**Given request**
Return every line of the material exactly.

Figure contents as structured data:
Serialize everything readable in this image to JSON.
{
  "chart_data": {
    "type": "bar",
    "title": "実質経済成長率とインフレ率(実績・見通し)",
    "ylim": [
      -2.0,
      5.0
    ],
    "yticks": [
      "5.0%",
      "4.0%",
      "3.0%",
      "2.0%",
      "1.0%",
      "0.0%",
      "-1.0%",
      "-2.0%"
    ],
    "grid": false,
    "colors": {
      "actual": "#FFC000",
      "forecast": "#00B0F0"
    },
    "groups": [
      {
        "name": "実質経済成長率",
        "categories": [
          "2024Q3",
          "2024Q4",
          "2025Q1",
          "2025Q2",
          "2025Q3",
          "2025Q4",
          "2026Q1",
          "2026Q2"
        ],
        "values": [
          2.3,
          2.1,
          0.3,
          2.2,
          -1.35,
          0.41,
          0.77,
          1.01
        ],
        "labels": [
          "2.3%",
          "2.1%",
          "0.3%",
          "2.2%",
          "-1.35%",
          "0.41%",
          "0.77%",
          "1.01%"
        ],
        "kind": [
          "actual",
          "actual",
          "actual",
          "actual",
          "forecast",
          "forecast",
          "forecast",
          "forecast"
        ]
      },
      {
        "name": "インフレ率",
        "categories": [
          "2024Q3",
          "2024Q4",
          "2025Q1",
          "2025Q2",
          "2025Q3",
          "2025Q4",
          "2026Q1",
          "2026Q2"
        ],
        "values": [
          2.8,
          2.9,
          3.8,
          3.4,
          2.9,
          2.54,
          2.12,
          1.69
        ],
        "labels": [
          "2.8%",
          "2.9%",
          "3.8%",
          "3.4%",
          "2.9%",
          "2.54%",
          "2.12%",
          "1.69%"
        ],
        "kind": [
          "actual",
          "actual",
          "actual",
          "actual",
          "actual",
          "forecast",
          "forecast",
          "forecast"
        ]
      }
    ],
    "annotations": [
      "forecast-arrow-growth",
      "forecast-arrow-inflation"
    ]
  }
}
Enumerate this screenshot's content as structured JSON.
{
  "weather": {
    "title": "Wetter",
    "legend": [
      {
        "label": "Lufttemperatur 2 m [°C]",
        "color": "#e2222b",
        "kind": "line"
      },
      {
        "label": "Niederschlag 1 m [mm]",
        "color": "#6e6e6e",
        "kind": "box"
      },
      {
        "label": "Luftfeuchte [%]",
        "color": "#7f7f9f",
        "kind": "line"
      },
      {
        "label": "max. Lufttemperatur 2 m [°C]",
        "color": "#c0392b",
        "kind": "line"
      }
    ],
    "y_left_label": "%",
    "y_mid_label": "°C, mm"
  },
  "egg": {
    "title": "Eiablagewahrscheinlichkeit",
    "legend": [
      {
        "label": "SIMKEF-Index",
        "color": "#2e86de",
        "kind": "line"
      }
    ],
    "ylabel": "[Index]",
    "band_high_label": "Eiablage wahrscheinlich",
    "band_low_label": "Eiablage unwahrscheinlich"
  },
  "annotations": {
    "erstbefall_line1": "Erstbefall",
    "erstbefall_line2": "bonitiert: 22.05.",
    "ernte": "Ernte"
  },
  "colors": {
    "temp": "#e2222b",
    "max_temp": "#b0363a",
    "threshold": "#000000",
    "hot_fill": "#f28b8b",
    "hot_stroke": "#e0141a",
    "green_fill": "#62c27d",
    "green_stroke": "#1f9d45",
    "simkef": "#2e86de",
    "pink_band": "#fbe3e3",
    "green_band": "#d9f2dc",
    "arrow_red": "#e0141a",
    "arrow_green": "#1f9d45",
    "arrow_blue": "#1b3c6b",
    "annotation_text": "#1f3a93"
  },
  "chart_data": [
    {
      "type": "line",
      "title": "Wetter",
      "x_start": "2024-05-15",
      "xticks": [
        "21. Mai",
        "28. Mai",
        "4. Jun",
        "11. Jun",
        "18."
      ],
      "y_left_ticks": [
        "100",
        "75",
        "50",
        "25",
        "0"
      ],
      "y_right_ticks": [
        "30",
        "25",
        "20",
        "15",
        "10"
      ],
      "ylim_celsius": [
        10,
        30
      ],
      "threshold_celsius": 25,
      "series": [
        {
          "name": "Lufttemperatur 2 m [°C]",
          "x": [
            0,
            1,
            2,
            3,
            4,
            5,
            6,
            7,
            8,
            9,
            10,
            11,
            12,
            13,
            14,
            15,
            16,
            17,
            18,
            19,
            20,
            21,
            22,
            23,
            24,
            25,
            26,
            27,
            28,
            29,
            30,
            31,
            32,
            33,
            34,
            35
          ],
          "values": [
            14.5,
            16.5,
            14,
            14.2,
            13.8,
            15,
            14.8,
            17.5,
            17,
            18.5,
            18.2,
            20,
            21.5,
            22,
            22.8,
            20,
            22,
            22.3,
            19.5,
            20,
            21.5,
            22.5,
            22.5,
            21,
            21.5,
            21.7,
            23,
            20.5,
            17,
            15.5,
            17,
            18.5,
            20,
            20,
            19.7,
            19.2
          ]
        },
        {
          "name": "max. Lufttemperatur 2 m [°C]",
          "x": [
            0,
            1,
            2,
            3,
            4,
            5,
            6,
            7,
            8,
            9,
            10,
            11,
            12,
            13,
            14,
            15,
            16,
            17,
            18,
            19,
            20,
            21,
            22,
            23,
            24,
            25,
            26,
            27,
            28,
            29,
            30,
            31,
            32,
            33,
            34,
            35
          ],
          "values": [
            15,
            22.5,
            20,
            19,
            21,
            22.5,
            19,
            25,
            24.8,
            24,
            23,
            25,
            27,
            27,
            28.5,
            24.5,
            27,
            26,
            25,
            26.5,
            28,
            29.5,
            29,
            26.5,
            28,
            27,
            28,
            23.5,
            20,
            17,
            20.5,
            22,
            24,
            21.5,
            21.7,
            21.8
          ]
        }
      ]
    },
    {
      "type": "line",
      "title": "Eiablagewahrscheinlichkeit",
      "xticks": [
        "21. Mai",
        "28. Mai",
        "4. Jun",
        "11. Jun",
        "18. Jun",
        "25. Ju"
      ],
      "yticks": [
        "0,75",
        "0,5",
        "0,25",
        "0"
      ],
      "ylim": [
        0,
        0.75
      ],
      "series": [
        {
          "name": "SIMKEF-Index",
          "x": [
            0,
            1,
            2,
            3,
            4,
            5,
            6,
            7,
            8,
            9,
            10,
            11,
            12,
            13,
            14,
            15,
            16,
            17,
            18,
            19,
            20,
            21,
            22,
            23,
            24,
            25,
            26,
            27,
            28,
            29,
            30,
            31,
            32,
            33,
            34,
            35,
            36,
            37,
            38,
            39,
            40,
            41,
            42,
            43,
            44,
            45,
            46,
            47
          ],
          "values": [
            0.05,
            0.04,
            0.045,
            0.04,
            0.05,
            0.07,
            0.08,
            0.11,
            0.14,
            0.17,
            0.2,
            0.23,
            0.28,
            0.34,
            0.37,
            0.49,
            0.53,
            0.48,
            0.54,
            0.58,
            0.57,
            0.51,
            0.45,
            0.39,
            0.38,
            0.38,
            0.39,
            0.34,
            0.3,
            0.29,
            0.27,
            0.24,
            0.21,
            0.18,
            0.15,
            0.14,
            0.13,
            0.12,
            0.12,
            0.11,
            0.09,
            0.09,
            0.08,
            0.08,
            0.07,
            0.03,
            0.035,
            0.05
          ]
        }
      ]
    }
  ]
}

**Worked answer**
Serialize everything readable in this image to JSON.
{
  "chart_data": {
    "type": "bar",
    "title": "実質経済成長率とインフレ率(実績・見通し)",
    "ylim": [
      -2.0,
      5.0
    ],
    "yticks": [
      "5.0%",
      "4.0%",
      "3.0%",
      "2.0%",
      "1.0%",
      "0.0%",
      "-1.0%",
      "-2.0%"
    ],
    "grid": false,
    "colors": {
      "actual": "#FFC000",
      "forecast": "#00B0F0"
    },
    "groups": [
      {
        "name": "実質経済成長率",
        "categories": [
          "2024Q3",
          "2024Q4",
          "2025Q1",
          "2025Q2",
          "2025Q3",
          "2025Q4",
          "2026Q1",
          "2026Q2"
        ],
        "values": [
          2.3,
          2.1,
          0.3,
          2.2,
          -1.35,
          0.41,
          0.77,
          1.01
        ],
        "labels": [
          "2.3%",
          "2.1%",
          "0.3%",
          "2.2%",
          "-1.35%",
          "0.41%",
          "0.77%",
          "1.01%"
        ],
        "kind": [
          "actual",
          "actual",
          "actual",
          "actual",
          "forecast",
          "forecast",
          "forecast",
          "forecast"
        ]
      },
      {
        "name": "インフレ率",
        "categories": [
          "2024Q3",
          "2024Q4",
          "2025Q1",
          "2025Q2",
          "2025Q3",
          "2025Q4",
          "2026Q1",
          "2026Q2"
        ],
        "values": [
          2.8,
          2.9,
          3.8,
          3.4,
          2.9,
          2.54,
          2.12,
          1.69
        ],
        "labels": [
          "2.8%",
          "2.9%",
          "3.8%",
          "3.4%",
          "2.9%",
          "2.54%",
          "2.12%",
          "1.69%"
        ],
        "kind": [
          "actual",
          "actual",
          "actual",
          "actual",
          "actual",
          "forecast",
          "forecast",
          "forecast"
        ]
      }
    ],
    "annotations": [
      "forecast-arrow-growth",
      "forecast-arrow-inflation"
    ]
  }
}
Enumerate this screenshot's content as structured JSON.
{
  "weather": {
    "title": "Wetter",
    "legend": [
      {
        "label": "Lufttemperatur 2 m [°C]",
        "color": "#e2222b",
        "kind": "line"
      },
      {
        "label": "Niederschlag 1 m [mm]",
        "color": "#6e6e6e",
        "kind": "box"
      },
      {
        "label": "Luftfeuchte [%]",
        "color": "#7f7f9f",
        "kind": "line"
      },
      {
        "label": "max. Lufttemperatur 2 m [°C]",
        "color": "#c0392b",
        "kind": "line"
      }
    ],
    "y_left_label": "%",
    "y_mid_label": "°C, mm"
  },
  "egg": {
    "title": "Eiablagewahrscheinlichkeit",
    "legend": [
      {
        "label": "SIMKEF-Index",
        "color": "#2e86de",
        "kind": "line"
      }
    ],
    "ylabel": "[Index]",
    "band_high_label": "Eiablage wahrscheinlich",
    "band_low_label": "Eiablage unwahrscheinlich"
  },
  "annotations": {
    "erstbefall_line1": "Erstbefall",
    "erstbefall_line2": "bonitiert: 22.05.",
    "ernte": "Ernte"
  },
  "colors": {
    "temp": "#e2222b",
    "max_temp": "#b0363a",
    "threshold": "#000000",
    "hot_fill": "#f28b8b",
    "hot_stroke": "#e0141a",
    "green_fill": "#62c27d",
    "green_stroke": "#1f9d45",
    "simkef": "#2e86de",
    "pink_band": "#fbe3e3",
    "green_band": "#d9f2dc",
    "arrow_red": "#e0141a",
    "arrow_green": "#1f9d45",
    "arrow_blue": "#1b3c6b",
    "annotation_text": "#1f3a93"
  },
  "chart_data": [
    {
      "type": "line",
      "title": "Wetter",
      "x_start": "2024-05-15",
      "xticks": [
        "21. Mai",
        "28. Mai",
        "4. Jun",
        "11. Jun",
        "18."
      ],
      "y_left_ticks": [
        "100",
        "75",
        "50",
        "25",
        "0"
      ],
      "y_right_ticks": [
        "30",
        "25",
        "20",
        "15",
        "10"
      ],
      "ylim_celsius": [
        10,
        30
      ],
      "threshold_celsius": 25,
      "series": [
        {
          "name": "Lufttemperatur 2 m [°C]",
          "x": [
            0,
            1,
            2,
            3,
            4,
            5,
            6,
            7,
            8,
            9,
            10,
            11,
            12,
            13,
            14,
            15,
            16,
            17,
            18,
            19,
            20,
            21,
            22,
            23,
            24,
            25,
            26,
            27,
            28,
            29,
            30,
            31,
            32,
            33,
            34,
            35
          ],
          "values": [
            14.5,
            16.5,
            14,
            14.2,
            13.8,
            15,
            14.8,
            17.5,
            17,
            18.5,
            18.2,
            20,
            21.5,
            22,
            22.8,
            20,
            22,
            22.3,
            19.5,
            20,
            21.5,
            22.5,
            22.5,
            21,
            21.5,
            21.7,
            23,
            20.5,
            17,
            15.5,
            17,
            18.5,
            20,
            20,
            19.7,
            19.2
          ]
        },
        {
          "name": "max. Lufttemperatur 2 m [°C]",
          "x": [
            0,
            1,
            2,
            3,
            4,
            5,
            6,
            7,
            8,
            9,
            10,
            11,
            12,
            13,
            14,
            15,
            16,
            17,
            18,
            19,
            20,
            21,
            22,
            23,
            24,
            25,
            26,
            27,
            28,
            29,
            30,
            31,
            32,
            33,
            34,
            35
          ],
          "values": [
            15,
            22.5,
            20,
            19,
            21,
            22.5,
            19,
            25,
            24.8,
            24,
            23,
            25,
            27,
            27,
            28.5,
            24.5,
            27,
            26,
            25,
            26.5,
            28,
            29.5,
            29,
            26.5,
            28,
            27,
            28,
            23.5,
            20,
            17,
            20.5,
            22,
            24,
            21.5,
            21.7,
            21.8
          ]
        }
      ]
    },
    {
      "type": "line",
      "title": "Eiablagewahrscheinlichkeit",
      "xticks": [
        "21. Mai",
        "28. Mai",
        "4. Jun",
        "11. Jun",
        "18. Jun",
        "25. Ju"
      ],
      "yticks": [
        "0,75",
        "0,5",
        "0,25",
        "0"
      ],
      "ylim": [
        0,
        0.75
      ],
      "series": [
        {
          "name": "SIMKEF-Index",
          "x": [
            0,
            1,
            2,
            3,
            4,
            5,
            6,
            7,
            8,
            9,
            10,
            11,
            12,
            13,
            14,
            15,
            16,
            17,
            18,
            19,
            20,
            21,
            22,
            23,
            24,
            25,
            26,
            27,
            28,
            29,
            30,
            31,
            32,
            33,
            34,
            35,
            36,
            37,
            38,
            39,
            40,
            41,
            42,
            43,
            44,
            45,
            46,
            47
          ],
          "values": [
            0.05,
            0.04,
            0.045,
            0.04,
            0.05,
            0.07,
            0.08,
            0.11,
            0.14,
            0.17,
            0.2,
            0.23,
            0.28,
            0.34,
            0.37,
            0.49,
            0.53,
            0.48,
            0.54,
            0.58,
            0.57,
            0.51,
            0.45,
            0.39,
            0.38,
            0.38,
            0.39,
            0.34,
            0.3,
            0.29,
            0.27,
            0.24,
            0.21,
            0.18,
            0.15,
            0.14,
            0.13,
            0.12,
            0.12,
            0.11,
            0.09,
            0.09,
            0.08,
            0.08,
            0.07,
            0.03,
            0.035,
            0.05
          ]
        }
      ]
    }
  ]
}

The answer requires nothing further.